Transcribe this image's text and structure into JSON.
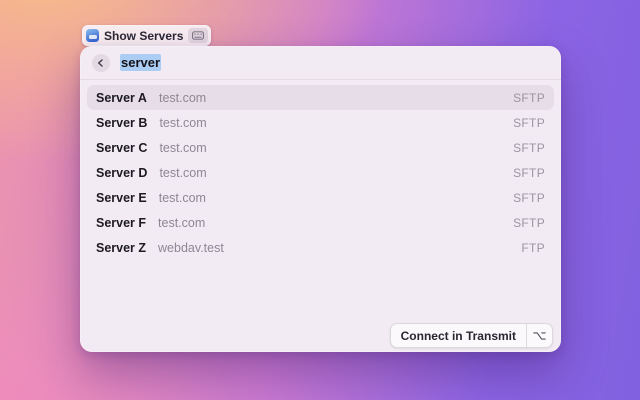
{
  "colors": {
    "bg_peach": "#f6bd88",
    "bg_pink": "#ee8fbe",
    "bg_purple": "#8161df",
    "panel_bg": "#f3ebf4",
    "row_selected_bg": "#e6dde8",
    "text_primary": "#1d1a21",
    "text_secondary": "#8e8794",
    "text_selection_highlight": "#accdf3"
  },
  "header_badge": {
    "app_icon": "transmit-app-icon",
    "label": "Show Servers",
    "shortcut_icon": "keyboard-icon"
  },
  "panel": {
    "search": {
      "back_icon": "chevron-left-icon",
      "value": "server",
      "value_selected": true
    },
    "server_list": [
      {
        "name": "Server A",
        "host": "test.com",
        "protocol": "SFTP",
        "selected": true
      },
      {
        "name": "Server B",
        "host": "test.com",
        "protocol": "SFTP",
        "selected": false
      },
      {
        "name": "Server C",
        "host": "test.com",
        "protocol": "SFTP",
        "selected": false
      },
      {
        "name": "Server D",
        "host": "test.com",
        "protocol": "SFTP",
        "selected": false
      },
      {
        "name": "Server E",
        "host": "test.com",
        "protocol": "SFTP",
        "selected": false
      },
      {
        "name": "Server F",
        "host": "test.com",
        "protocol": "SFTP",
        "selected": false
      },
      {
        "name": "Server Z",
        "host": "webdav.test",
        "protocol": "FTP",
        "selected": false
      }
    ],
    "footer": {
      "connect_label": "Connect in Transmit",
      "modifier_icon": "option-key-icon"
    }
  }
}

——

- _Directions for this task_:
Print every entry above again without changing a word, and omit the pictures.

- _Exercise output_:
Transcribe this image's text and structure into JSON.
{
  "colors": {
    "bg_peach": "#f6bd88",
    "bg_pink": "#ee8fbe",
    "bg_purple": "#8161df",
    "panel_bg": "#f3ebf4",
    "row_selected_bg": "#e6dde8",
    "text_primary": "#1d1a21",
    "text_secondary": "#8e8794",
    "text_selection_highlight": "#accdf3"
  },
  "header_badge": {
    "app_icon": "transmit-app-icon",
    "label": "Show Servers",
    "shortcut_icon": "keyboard-icon"
  },
  "panel": {
    "search": {
      "back_icon": "chevron-left-icon",
      "value": "server",
      "value_selected": true
    },
    "server_list": [
      {
        "name": "Server A",
        "host": "test.com",
        "protocol": "SFTP",
        "selected": true
      },
      {
        "name": "Server B",
        "host": "test.com",
        "protocol": "SFTP",
        "selected": false
      },
      {
        "name": "Server C",
        "host": "test.com",
        "protocol": "SFTP",
        "selected": false
      },
      {
        "name": "Server D",
        "host": "test.com",
        "protocol": "SFTP",
        "selected": false
      },
      {
        "name": "Server E",
        "host": "test.com",
        "protocol": "SFTP",
        "selected": false
      },
      {
        "name": "Server F",
        "host": "test.com",
        "protocol": "SFTP",
        "selected": false
      },
      {
        "name": "Server Z",
        "host": "webdav.test",
        "protocol": "FTP",
        "selected": false
      }
    ],
    "footer": {
      "connect_label": "Connect in Transmit",
      "modifier_icon": "option-key-icon"
    }
  }
}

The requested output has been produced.